┌──

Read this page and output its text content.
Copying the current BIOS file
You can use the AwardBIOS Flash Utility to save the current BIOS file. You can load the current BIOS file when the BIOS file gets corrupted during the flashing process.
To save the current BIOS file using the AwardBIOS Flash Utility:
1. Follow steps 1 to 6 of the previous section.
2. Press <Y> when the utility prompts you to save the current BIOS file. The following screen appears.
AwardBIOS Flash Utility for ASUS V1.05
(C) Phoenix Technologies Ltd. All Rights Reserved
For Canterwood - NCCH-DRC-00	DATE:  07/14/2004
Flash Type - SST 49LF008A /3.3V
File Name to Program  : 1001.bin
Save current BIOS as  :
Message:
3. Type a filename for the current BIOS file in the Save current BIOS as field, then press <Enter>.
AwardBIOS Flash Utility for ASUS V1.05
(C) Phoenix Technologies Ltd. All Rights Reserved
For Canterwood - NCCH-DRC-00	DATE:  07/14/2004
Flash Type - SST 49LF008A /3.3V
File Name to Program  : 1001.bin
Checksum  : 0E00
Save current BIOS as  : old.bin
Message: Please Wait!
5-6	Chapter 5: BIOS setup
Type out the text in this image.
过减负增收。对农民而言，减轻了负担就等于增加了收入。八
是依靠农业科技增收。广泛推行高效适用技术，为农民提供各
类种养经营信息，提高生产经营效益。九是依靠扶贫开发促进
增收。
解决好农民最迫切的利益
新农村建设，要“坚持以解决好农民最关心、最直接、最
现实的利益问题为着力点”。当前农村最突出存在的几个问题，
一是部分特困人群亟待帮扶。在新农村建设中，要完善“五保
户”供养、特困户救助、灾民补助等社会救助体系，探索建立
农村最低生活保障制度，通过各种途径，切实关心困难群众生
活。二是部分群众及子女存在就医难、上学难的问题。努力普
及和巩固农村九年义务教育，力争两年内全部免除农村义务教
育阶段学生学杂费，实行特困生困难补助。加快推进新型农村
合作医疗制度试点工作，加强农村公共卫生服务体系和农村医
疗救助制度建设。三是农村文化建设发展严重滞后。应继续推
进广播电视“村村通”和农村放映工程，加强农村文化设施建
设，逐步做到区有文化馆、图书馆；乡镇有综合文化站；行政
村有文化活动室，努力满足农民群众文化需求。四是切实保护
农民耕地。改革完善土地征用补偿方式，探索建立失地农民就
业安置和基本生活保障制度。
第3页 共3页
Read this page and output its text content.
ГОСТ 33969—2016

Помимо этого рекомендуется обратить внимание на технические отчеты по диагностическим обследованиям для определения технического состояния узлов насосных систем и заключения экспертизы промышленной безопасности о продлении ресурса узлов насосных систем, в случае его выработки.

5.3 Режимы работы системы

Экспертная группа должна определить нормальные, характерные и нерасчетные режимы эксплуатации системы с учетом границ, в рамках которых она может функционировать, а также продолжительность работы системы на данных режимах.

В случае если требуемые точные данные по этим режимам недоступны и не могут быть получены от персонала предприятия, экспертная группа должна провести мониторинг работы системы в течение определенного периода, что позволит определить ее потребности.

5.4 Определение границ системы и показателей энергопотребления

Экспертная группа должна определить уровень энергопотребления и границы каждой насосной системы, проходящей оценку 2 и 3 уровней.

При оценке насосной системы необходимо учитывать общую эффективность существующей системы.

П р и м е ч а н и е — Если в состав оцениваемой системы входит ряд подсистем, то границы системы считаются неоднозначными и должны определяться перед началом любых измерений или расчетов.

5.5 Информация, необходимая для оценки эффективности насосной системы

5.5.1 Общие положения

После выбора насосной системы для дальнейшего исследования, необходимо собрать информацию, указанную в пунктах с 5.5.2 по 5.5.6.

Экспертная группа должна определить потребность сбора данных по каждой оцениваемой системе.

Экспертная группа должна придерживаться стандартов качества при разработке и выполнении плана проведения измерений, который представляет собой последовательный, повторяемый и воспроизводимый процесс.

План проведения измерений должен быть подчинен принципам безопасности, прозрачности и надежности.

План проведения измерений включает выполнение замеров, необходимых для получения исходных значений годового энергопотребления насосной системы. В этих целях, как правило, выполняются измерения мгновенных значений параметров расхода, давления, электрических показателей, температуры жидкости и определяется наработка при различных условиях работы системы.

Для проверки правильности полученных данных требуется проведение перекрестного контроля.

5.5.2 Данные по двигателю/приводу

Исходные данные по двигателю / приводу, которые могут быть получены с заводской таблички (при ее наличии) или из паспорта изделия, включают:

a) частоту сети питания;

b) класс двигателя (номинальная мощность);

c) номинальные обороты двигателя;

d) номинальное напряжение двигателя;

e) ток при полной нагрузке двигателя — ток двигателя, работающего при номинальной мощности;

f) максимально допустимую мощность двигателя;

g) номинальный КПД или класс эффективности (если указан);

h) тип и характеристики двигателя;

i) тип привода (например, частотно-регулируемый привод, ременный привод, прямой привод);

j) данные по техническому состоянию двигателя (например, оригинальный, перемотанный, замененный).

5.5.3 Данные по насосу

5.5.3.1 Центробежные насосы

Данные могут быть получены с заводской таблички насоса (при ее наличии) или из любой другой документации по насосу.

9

└──

AIM: Gather up every line in the data above that contains the word "данных", copying each one.

SOLUTION BELOW:
Экспертная группа должна определить нормальные, характерные и нерасчетные режимы эксплуатации системы с учетом границ, в рамках которых она может функционировать, а также продолжительность работы системы на данных режимах.
Экспертная группа должна определить потребность сбора данных по каждой оцениваемой системе.
Для проверки правильности полученных данных требуется проведение перекрестного контроля.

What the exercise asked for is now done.